» Description of the task:
Look through the data below. Collect every line where the word "znajduje" occurs.

---

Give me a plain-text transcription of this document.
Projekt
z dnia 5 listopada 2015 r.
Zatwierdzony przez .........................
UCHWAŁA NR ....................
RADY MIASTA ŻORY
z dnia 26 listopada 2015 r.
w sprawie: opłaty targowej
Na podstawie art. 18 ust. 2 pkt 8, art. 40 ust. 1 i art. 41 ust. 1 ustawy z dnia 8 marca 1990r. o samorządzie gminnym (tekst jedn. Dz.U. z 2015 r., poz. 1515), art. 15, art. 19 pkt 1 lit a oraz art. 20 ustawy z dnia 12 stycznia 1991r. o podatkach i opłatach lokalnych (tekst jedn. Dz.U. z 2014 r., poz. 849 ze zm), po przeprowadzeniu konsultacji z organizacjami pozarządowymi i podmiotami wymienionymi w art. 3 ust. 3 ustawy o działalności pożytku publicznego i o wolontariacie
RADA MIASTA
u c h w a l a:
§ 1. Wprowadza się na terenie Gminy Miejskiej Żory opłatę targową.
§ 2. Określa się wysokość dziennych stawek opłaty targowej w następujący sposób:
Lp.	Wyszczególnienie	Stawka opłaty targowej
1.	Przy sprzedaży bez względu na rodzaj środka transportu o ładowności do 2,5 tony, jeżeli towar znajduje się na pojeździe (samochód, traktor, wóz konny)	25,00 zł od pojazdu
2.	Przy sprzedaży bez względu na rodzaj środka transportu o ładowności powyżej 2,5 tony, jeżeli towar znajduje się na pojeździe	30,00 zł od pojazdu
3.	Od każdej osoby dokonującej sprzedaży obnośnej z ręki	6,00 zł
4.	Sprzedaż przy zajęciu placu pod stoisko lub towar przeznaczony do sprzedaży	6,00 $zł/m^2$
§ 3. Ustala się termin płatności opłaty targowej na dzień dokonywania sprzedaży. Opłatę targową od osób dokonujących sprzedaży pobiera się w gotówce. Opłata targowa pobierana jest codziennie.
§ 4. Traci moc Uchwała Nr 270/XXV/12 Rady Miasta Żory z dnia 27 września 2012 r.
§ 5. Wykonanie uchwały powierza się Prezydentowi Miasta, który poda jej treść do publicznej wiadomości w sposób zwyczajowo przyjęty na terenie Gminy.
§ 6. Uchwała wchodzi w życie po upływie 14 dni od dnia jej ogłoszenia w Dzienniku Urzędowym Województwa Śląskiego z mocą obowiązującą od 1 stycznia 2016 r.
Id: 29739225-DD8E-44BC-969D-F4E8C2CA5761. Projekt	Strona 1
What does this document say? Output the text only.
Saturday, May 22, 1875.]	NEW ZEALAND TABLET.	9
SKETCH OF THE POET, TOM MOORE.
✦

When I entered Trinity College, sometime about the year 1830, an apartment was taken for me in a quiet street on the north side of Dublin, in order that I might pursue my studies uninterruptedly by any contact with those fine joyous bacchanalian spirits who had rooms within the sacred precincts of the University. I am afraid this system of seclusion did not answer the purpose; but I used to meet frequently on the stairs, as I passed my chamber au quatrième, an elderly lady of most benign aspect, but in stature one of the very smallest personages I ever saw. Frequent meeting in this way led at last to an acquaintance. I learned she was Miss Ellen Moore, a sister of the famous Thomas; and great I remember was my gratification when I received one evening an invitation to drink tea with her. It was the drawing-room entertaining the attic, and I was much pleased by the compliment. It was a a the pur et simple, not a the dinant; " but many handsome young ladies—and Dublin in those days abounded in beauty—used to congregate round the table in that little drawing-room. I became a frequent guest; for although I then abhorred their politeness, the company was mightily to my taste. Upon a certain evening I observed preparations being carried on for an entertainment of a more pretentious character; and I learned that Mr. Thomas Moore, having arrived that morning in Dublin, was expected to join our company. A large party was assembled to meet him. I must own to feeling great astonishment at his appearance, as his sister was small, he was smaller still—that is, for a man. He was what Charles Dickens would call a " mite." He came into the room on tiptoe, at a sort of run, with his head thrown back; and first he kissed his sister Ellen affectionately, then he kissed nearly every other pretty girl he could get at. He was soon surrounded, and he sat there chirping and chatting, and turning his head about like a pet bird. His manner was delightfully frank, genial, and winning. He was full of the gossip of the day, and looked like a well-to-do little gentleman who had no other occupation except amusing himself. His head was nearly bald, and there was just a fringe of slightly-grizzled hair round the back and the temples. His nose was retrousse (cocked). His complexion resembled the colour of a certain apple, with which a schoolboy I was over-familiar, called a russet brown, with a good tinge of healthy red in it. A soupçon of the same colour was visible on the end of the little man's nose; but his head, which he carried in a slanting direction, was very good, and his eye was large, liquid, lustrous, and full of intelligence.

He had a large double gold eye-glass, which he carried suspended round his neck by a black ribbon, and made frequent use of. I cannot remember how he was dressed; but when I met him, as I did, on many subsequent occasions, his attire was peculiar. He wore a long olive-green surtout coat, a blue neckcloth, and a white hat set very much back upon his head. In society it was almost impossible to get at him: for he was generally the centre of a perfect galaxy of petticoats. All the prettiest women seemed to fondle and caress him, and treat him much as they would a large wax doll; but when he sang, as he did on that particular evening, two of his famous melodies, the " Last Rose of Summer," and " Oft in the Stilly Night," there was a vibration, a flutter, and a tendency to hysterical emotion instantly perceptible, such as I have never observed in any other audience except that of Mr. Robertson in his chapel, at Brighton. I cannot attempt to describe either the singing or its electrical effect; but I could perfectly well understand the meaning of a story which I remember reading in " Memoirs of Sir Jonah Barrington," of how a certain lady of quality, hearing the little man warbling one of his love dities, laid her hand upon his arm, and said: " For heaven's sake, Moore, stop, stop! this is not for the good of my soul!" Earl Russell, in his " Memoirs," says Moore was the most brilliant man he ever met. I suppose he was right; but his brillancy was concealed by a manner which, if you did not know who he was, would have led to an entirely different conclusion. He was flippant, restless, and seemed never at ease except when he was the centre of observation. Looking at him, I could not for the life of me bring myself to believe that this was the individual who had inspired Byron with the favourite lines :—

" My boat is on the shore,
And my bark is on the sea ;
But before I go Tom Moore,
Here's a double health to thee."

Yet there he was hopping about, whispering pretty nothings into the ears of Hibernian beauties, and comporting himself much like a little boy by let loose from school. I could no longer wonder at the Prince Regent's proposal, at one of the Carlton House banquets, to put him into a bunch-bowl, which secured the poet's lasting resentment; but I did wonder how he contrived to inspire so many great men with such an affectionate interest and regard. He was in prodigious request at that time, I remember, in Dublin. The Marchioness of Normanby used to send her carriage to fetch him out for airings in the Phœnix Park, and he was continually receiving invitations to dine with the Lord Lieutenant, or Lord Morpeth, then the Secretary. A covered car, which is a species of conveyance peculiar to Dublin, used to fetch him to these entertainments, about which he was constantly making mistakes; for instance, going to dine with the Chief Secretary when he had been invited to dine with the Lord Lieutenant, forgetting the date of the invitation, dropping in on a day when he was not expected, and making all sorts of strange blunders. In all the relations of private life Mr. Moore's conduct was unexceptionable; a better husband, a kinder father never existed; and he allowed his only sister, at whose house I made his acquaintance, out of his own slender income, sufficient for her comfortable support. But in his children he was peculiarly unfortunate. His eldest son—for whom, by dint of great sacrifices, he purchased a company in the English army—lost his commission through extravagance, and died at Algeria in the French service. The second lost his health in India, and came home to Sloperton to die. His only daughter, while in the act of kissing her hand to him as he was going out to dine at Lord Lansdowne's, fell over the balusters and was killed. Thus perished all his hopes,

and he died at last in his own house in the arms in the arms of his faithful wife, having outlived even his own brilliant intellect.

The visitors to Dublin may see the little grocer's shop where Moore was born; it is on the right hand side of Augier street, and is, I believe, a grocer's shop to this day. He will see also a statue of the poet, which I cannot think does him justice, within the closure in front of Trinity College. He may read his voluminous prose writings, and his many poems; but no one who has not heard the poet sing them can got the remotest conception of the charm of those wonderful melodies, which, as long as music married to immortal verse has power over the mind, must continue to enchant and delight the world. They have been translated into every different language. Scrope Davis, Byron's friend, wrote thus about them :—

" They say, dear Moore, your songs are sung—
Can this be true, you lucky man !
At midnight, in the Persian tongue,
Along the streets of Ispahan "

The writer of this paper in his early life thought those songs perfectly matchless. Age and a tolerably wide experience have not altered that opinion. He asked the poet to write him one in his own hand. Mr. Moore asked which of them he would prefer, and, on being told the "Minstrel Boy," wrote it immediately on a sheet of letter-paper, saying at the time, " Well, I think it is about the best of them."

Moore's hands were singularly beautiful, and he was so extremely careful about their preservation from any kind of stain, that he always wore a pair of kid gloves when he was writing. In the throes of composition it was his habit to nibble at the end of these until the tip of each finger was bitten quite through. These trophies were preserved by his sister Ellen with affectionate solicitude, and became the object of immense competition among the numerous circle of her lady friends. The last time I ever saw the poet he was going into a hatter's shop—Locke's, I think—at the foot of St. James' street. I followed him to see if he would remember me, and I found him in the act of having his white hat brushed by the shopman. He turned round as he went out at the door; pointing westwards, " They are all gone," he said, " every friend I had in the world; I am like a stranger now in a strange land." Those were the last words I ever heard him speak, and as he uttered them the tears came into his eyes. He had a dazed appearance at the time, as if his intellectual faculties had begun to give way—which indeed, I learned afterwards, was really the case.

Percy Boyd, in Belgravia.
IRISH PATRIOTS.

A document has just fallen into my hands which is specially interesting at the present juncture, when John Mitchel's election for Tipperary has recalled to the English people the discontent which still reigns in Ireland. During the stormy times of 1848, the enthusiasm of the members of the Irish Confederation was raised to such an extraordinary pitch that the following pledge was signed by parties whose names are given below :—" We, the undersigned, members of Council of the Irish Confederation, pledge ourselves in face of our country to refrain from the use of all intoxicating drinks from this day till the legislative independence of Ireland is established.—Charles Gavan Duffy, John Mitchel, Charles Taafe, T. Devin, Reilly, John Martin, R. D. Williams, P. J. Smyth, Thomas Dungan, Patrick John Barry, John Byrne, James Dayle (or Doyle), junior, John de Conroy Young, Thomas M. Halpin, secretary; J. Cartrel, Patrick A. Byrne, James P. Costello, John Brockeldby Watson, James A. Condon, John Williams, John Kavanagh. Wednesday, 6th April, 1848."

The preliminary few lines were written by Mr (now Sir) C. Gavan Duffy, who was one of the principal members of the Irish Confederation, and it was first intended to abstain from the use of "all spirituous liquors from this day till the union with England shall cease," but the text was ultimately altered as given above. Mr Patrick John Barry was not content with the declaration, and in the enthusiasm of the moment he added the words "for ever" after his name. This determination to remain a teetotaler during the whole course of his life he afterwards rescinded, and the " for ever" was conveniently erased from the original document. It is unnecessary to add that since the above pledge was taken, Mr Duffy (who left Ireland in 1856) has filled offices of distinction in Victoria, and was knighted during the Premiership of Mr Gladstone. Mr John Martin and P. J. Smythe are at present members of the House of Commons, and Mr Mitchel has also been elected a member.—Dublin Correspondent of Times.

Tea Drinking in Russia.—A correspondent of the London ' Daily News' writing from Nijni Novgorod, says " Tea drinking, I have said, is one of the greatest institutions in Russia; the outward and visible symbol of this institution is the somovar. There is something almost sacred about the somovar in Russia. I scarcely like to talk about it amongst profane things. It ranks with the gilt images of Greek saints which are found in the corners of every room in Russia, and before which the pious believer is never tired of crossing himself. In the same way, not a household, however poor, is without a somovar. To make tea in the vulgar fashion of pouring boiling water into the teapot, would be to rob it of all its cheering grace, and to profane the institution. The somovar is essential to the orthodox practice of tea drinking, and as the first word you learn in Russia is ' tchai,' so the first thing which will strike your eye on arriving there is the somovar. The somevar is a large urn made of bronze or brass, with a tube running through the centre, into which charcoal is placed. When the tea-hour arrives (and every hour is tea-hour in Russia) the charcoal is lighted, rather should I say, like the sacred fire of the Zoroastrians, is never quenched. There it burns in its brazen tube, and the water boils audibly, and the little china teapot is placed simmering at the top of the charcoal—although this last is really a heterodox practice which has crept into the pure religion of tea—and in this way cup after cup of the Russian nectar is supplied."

---

» Solved exercise:
1.	Przy sprzedaży bez względu na rodzaj środka transportu o ładowności do 2,5 tony, jeżeli towar znajduje się na pojeździe (samochód, traktor, wóz konny)	25,00 zł od pojazdu
2.	Przy sprzedaży bez względu na rodzaj środka transportu o ładowności powyżej 2,5 tony, jeżeli towar znajduje się na pojeździe	30,00 zł od pojazdu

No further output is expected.